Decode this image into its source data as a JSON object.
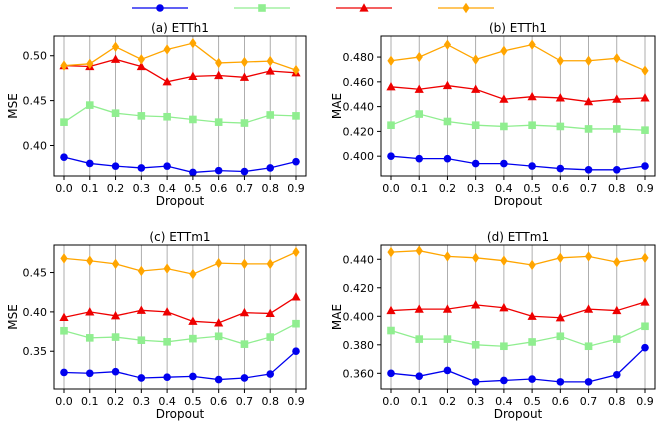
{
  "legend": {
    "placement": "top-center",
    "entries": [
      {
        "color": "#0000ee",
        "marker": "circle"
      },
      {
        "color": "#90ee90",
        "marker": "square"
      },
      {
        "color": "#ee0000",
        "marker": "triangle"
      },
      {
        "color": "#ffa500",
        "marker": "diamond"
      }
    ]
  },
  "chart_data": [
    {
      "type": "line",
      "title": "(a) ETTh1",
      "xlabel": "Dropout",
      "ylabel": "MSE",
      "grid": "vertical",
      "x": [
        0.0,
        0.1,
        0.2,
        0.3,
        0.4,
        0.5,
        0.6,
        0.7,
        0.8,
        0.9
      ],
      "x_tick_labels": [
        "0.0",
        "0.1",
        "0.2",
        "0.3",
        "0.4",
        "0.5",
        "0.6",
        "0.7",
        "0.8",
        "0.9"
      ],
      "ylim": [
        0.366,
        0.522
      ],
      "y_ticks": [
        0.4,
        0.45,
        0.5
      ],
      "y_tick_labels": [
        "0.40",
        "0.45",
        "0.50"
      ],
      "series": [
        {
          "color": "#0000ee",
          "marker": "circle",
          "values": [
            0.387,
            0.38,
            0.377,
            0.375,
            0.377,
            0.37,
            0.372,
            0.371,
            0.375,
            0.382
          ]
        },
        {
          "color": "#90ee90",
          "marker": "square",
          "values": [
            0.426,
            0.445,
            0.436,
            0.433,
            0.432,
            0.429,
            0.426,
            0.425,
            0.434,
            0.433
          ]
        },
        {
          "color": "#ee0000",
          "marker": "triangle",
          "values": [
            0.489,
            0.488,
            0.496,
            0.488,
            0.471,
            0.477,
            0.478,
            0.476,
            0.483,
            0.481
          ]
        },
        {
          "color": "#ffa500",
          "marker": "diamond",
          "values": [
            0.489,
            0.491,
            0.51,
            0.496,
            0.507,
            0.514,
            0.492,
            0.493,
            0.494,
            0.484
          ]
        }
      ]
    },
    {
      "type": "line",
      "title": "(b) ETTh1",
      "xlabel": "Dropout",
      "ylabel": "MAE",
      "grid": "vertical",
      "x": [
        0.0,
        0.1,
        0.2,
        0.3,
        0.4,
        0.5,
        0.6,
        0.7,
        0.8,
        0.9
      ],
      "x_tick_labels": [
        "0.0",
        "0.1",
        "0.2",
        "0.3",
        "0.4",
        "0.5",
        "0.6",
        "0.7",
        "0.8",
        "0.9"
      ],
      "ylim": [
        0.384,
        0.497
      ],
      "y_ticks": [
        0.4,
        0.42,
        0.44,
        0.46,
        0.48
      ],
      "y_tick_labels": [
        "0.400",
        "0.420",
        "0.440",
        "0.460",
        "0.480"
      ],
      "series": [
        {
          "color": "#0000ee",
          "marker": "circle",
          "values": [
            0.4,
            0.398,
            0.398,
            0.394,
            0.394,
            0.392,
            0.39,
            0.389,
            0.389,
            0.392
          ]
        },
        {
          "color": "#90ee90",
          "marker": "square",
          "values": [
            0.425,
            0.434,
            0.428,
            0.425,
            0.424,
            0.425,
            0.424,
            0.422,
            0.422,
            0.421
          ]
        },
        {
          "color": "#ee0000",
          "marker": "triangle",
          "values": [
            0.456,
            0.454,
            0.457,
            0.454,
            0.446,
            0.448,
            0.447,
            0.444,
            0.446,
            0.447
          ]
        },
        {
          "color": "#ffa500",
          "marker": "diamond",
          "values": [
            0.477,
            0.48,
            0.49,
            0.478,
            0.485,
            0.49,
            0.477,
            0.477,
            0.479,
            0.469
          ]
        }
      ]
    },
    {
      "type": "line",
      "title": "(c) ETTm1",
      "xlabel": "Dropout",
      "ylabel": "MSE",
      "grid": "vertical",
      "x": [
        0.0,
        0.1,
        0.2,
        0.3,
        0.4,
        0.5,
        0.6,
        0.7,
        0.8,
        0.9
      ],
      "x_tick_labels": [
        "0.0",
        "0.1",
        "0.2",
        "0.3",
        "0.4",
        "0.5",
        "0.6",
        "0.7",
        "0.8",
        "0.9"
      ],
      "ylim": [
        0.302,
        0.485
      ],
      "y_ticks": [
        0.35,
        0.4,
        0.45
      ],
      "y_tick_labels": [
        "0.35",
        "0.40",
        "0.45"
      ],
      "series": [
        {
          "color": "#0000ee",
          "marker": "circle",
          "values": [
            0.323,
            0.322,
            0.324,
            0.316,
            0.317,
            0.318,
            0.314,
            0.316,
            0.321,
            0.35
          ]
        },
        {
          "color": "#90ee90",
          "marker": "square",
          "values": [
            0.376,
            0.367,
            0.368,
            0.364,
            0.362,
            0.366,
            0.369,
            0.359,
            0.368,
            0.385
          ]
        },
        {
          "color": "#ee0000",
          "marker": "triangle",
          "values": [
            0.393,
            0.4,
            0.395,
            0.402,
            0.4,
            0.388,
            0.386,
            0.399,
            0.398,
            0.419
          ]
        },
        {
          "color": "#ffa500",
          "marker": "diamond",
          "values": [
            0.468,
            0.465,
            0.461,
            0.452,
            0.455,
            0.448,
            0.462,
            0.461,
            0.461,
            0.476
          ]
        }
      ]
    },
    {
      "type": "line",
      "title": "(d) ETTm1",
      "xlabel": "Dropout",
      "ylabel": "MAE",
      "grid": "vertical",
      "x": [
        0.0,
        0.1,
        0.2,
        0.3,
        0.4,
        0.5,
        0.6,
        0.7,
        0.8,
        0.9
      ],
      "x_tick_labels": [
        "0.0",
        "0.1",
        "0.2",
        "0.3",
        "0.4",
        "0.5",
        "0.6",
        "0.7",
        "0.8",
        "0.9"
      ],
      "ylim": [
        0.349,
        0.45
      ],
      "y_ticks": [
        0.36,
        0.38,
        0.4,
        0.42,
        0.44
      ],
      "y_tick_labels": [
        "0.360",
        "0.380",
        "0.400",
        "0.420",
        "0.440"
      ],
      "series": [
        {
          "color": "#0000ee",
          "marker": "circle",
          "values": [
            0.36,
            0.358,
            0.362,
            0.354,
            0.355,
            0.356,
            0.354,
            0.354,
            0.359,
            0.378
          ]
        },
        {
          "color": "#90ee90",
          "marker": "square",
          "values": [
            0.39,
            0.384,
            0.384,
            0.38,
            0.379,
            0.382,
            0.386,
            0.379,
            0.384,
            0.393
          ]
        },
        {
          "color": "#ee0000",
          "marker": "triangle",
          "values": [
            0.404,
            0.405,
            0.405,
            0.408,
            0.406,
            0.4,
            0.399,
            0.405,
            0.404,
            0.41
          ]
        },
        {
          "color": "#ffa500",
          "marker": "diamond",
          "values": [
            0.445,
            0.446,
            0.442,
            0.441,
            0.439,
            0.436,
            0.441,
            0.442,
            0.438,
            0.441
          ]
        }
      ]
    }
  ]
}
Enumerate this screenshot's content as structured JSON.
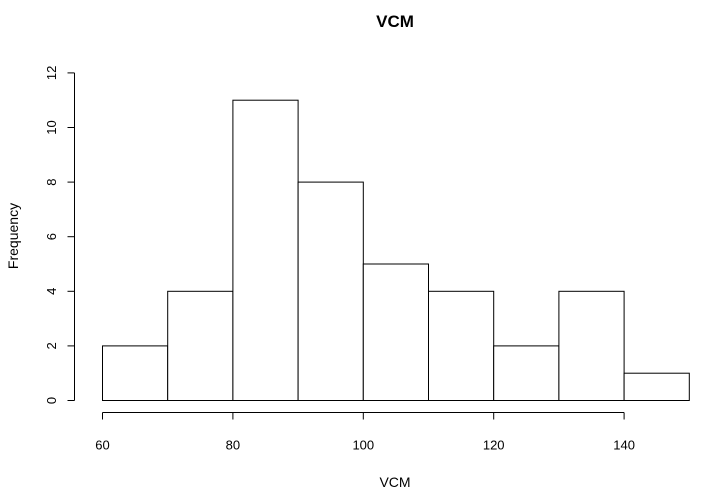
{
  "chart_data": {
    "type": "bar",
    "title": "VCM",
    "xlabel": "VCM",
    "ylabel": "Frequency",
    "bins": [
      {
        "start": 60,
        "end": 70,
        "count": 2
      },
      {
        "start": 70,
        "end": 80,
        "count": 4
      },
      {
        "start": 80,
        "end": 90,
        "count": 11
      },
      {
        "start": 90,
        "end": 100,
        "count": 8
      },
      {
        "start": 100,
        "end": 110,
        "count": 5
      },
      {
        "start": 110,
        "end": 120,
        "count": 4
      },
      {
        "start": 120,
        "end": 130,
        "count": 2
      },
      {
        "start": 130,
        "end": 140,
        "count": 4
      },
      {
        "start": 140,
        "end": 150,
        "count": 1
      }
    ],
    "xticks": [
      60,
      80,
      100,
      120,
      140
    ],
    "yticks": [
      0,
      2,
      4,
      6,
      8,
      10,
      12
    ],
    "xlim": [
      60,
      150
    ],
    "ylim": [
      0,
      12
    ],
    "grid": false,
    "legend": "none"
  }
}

═══

Search the lines above for the string "this", then show every one that has it.

Decode this image into its source data as a JSON object.
Enumerate this screenshot's content as structured JSON.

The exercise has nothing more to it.